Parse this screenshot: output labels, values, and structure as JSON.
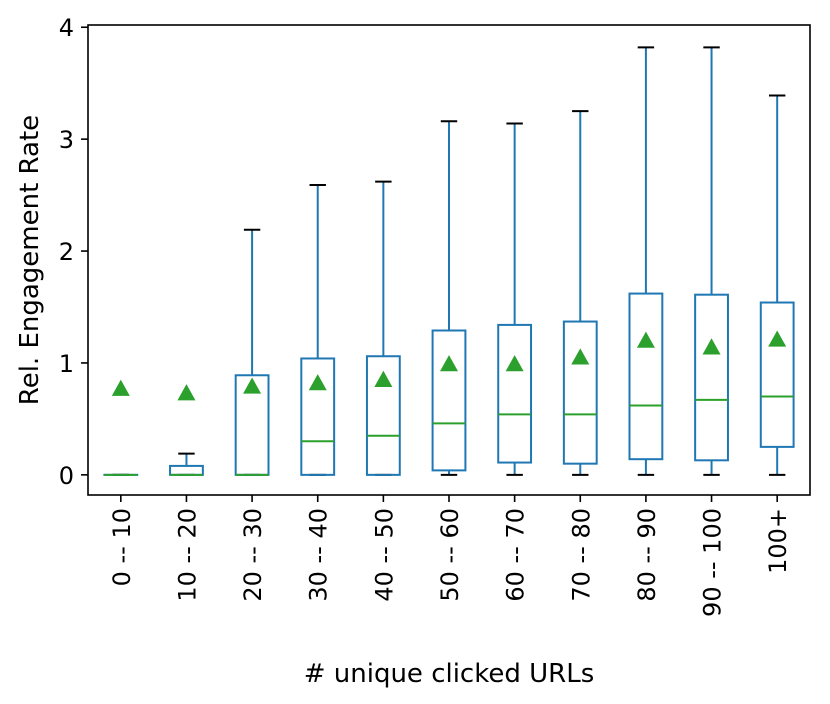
{
  "chart_data": {
    "type": "box",
    "xlabel": "# unique clicked URLs",
    "ylabel": "Rel. Engagement Rate",
    "ylim": [
      -0.18,
      4.02
    ],
    "yticks": [
      0,
      1,
      2,
      3,
      4
    ],
    "grid": false,
    "categories": [
      "0 -- 10",
      "10 -- 20",
      "20 -- 30",
      "30 -- 40",
      "40 -- 50",
      "50 -- 60",
      "60 -- 70",
      "70 -- 80",
      "80 -- 90",
      "90 -- 100",
      "100+"
    ],
    "boxes": [
      {
        "whisker_low": 0,
        "q1": 0,
        "median": 0,
        "q3": 0,
        "whisker_high": 0,
        "mean": 0.77
      },
      {
        "whisker_low": 0,
        "q1": 0,
        "median": 0,
        "q3": 0.08,
        "whisker_high": 0.19,
        "mean": 0.73
      },
      {
        "whisker_low": 0,
        "q1": 0,
        "median": 0,
        "q3": 0.89,
        "whisker_high": 2.19,
        "mean": 0.79
      },
      {
        "whisker_low": 0,
        "q1": 0,
        "median": 0.3,
        "q3": 1.04,
        "whisker_high": 2.59,
        "mean": 0.82
      },
      {
        "whisker_low": 0,
        "q1": 0,
        "median": 0.35,
        "q3": 1.06,
        "whisker_high": 2.62,
        "mean": 0.85
      },
      {
        "whisker_low": 0,
        "q1": 0.04,
        "median": 0.46,
        "q3": 1.29,
        "whisker_high": 3.16,
        "mean": 0.99
      },
      {
        "whisker_low": 0,
        "q1": 0.11,
        "median": 0.54,
        "q3": 1.34,
        "whisker_high": 3.14,
        "mean": 0.99
      },
      {
        "whisker_low": 0,
        "q1": 0.1,
        "median": 0.54,
        "q3": 1.37,
        "whisker_high": 3.25,
        "mean": 1.05
      },
      {
        "whisker_low": 0,
        "q1": 0.14,
        "median": 0.62,
        "q3": 1.62,
        "whisker_high": 3.82,
        "mean": 1.2
      },
      {
        "whisker_low": 0,
        "q1": 0.13,
        "median": 0.67,
        "q3": 1.61,
        "whisker_high": 3.82,
        "mean": 1.14
      },
      {
        "whisker_low": 0,
        "q1": 0.25,
        "median": 0.7,
        "q3": 1.54,
        "whisker_high": 3.39,
        "mean": 1.21
      }
    ],
    "colors": {
      "box": "#1f77b4",
      "median": "#2ca02c",
      "mean_marker": "#2ca02c",
      "whisker_cap": "#000000"
    }
  }
}
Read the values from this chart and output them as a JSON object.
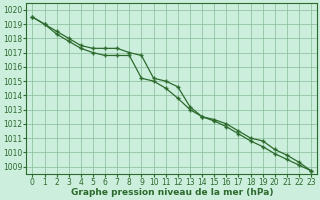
{
  "x": [
    0,
    1,
    2,
    3,
    4,
    5,
    6,
    7,
    8,
    9,
    10,
    11,
    12,
    13,
    14,
    15,
    16,
    17,
    18,
    19,
    20,
    21,
    22,
    23
  ],
  "line1": [
    1019.5,
    1019.0,
    1018.5,
    1018.0,
    1017.5,
    1017.3,
    1017.3,
    1017.3,
    1017.0,
    1016.8,
    1015.2,
    1015.0,
    1014.6,
    1013.2,
    1012.5,
    1012.3,
    1012.0,
    1011.5,
    1011.0,
    1010.8,
    1010.2,
    1009.8,
    1009.3,
    1008.7
  ],
  "line2": [
    1019.5,
    1019.0,
    1018.3,
    1017.8,
    1017.3,
    1017.0,
    1016.8,
    1016.8,
    1016.8,
    1015.2,
    1015.0,
    1014.5,
    1013.8,
    1013.0,
    1012.5,
    1012.2,
    1011.8,
    1011.3,
    1010.8,
    1010.4,
    1009.9,
    1009.5,
    1009.1,
    1008.7
  ],
  "ylim": [
    1008.5,
    1020.5
  ],
  "yticks": [
    1009,
    1010,
    1011,
    1012,
    1013,
    1014,
    1015,
    1016,
    1017,
    1018,
    1019,
    1020
  ],
  "xlim": [
    -0.5,
    23.5
  ],
  "xticks": [
    0,
    1,
    2,
    3,
    4,
    5,
    6,
    7,
    8,
    9,
    10,
    11,
    12,
    13,
    14,
    15,
    16,
    17,
    18,
    19,
    20,
    21,
    22,
    23
  ],
  "xlabel": "Graphe pression niveau de la mer (hPa)",
  "line_color": "#2d6a2d",
  "marker": "+",
  "background_color": "#cceedd",
  "grid_color": "#88bb99",
  "axis_color": "#2d6a2d",
  "tick_color": "#2d6a2d",
  "label_color": "#2d6a2d",
  "tick_fontsize": 5.5,
  "label_fontsize": 6.5
}
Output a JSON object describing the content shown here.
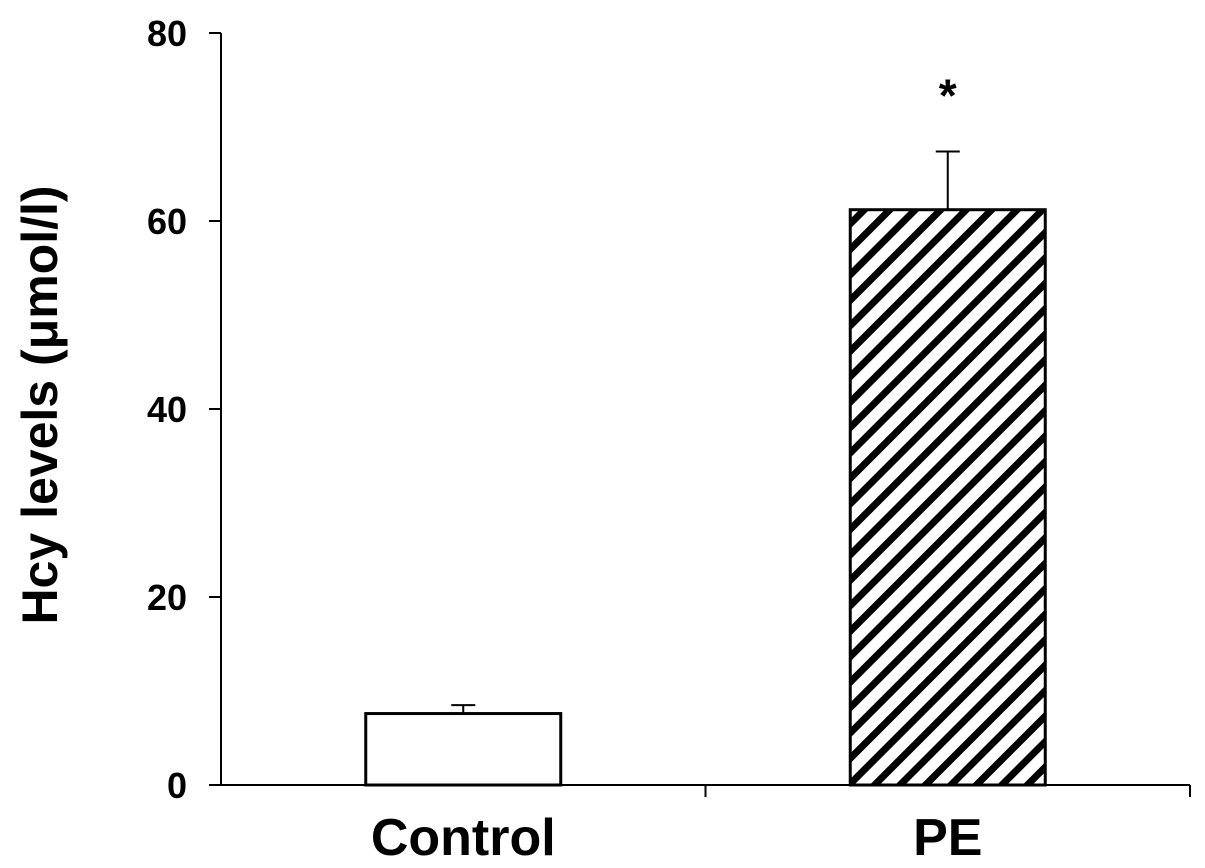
{
  "chart_data": {
    "type": "bar",
    "categories": [
      "Control",
      "PE"
    ],
    "values": [
      7.6,
      61.2
    ],
    "error_bars": [
      0.9,
      6.2
    ],
    "bar_fills": [
      "solid-white",
      "diagonal-hatch"
    ],
    "significance_marks": [
      "",
      "*"
    ],
    "title": "",
    "xlabel": "",
    "ylabel": "Hcy levels (μmol/l)",
    "ylim": [
      0,
      80
    ],
    "yticks": [
      0,
      20,
      40,
      60,
      80
    ],
    "grid": false,
    "legend": "none",
    "colors": {
      "axis": "#000000",
      "bar_edge": "#000000",
      "bar_fill": "#ffffff",
      "hatch": "#000000"
    }
  }
}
=======
(Problem requirements): Set the entries down again exactly. Do not include the images.

(Complete output):
Parse this screenshot: output labels, values, and structure as JSON.
{
  "chart_data": {
    "type": "box",
    "xlabel": "# unique clicked URLs",
    "ylabel": "Rel. Engagement Rate",
    "ylim": [
      -0.18,
      4.02
    ],
    "yticks": [
      0,
      1,
      2,
      3,
      4
    ],
    "grid": false,
    "categories": [
      "0 -- 10",
      "10 -- 20",
      "20 -- 30",
      "30 -- 40",
      "40 -- 50",
      "50 -- 60",
      "60 -- 70",
      "70 -- 80",
      "80 -- 90",
      "90 -- 100",
      "100+"
    ],
    "boxes": [
      {
        "whisker_low": 0,
        "q1": 0,
        "median": 0,
        "q3": 0,
        "whisker_high": 0,
        "mean": 0.77
      },
      {
        "whisker_low": 0,
        "q1": 0,
        "median": 0,
        "q3": 0.08,
        "whisker_high": 0.19,
        "mean": 0.73
      },
      {
        "whisker_low": 0,
        "q1": 0,
        "median": 0,
        "q3": 0.89,
        "whisker_high": 2.19,
        "mean": 0.79
      },
      {
        "whisker_low": 0,
        "q1": 0,
        "median": 0.3,
        "q3": 1.04,
        "whisker_high": 2.59,
        "mean": 0.82
      },
      {
        "whisker_low": 0,
        "q1": 0,
        "median": 0.35,
        "q3": 1.06,
        "whisker_high": 2.62,
        "mean": 0.85
      },
      {
        "whisker_low": 0,
        "q1": 0.04,
        "median": 0.46,
        "q3": 1.29,
        "whisker_high": 3.16,
        "mean": 0.99
      },
      {
        "whisker_low": 0,
        "q1": 0.11,
        "median": 0.54,
        "q3": 1.34,
        "whisker_high": 3.14,
        "mean": 0.99
      },
      {
        "whisker_low": 0,
        "q1": 0.1,
        "median": 0.54,
        "q3": 1.37,
        "whisker_high": 3.25,
        "mean": 1.05
      },
      {
        "whisker_low": 0,
        "q1": 0.14,
        "median": 0.62,
        "q3": 1.62,
        "whisker_high": 3.82,
        "mean": 1.2
      },
      {
        "whisker_low": 0,
        "q1": 0.13,
        "median": 0.67,
        "q3": 1.61,
        "whisker_high": 3.82,
        "mean": 1.14
      },
      {
        "whisker_low": 0,
        "q1": 0.25,
        "median": 0.7,
        "q3": 1.54,
        "whisker_high": 3.39,
        "mean": 1.21
      }
    ],
    "colors": {
      "box": "#1f77b4",
      "median": "#2ca02c",
      "mean_marker": "#2ca02c",
      "whisker_cap": "#000000"
    }
  }
}
Read the values from this chart and output them as a JSON object.
{
  "x": [
    0,
    1,
    2,
    3,
    4,
    5,
    6,
    7,
    8,
    9,
    10,
    11,
    12,
    13,
    14,
    15,
    16,
    17,
    18,
    19,
    20,
    21,
    22,
    23
  ],
  "line1": [
    1019.5,
    1019.0,
    1018.5,
    1018.0,
    1017.5,
    1017.3,
    1017.3,
    1017.3,
    1017.0,
    1016.8,
    1015.2,
    1015.0,
    1014.6,
    1013.2,
    1012.5,
    1012.3,
    1012.0,
    1011.5,
    1011.0,
    1010.8,
    1010.2,
    1009.8,
    1009.3,
    1008.7
  ],
  "line2": [
    1019.5,
    1019.0,
    1018.3,
    1017.8,
    1017.3,
    1017.0,
    1016.8,
    1016.8,
    1016.8,
    1015.2,
    1015.0,
    1014.5,
    1013.8,
    1013.0,
    1012.5,
    1012.2,
    1011.8,
    1011.3,
    1010.8,
    1010.4,
    1009.9,
    1009.5,
    1009.1,
    1008.7
  ],
  "ylim": [
    1008.5,
    1020.5
  ],
  "yticks": [
    1009,
    1010,
    1011,
    1012,
    1013,
    1014,
    1015,
    1016,
    1017,
    1018,
    1019,
    1020
  ],
  "xlim": [
    -0.5,
    23.5
  ],
  "xticks": [
    0,
    1,
    2,
    3,
    4,
    5,
    6,
    7,
    8,
    9,
    10,
    11,
    12,
    13,
    14,
    15,
    16,
    17,
    18,
    19,
    20,
    21,
    22,
    23
  ],
  "xlabel": "Graphe pression niveau de la mer (hPa)",
  "line_color": "#2d6a2d",
  "marker": "+",
  "background_color": "#cceedd",
  "grid_color": "#88bb99",
  "axis_color": "#2d6a2d",
  "tick_color": "#2d6a2d",
  "label_color": "#2d6a2d",
  "tick_fontsize": 5.5,
  "label_fontsize": 6.5
}
Output a JSON object describing the content shown here.
{
  "chart_data": {
    "type": "bar",
    "categories": [
      "Control",
      "PE"
    ],
    "values": [
      7.6,
      61.2
    ],
    "error_bars": [
      0.9,
      6.2
    ],
    "bar_fills": [
      "solid-white",
      "diagonal-hatch"
    ],
    "significance_marks": [
      "",
      "*"
    ],
    "title": "",
    "xlabel": "",
    "ylabel": "Hcy levels (μmol/l)",
    "ylim": [
      0,
      80
    ],
    "yticks": [
      0,
      20,
      40,
      60,
      80
    ],
    "grid": false,
    "legend": "none",
    "colors": {
      "axis": "#000000",
      "bar_edge": "#000000",
      "bar_fill": "#ffffff",
      "hatch": "#000000"
    }
  }
}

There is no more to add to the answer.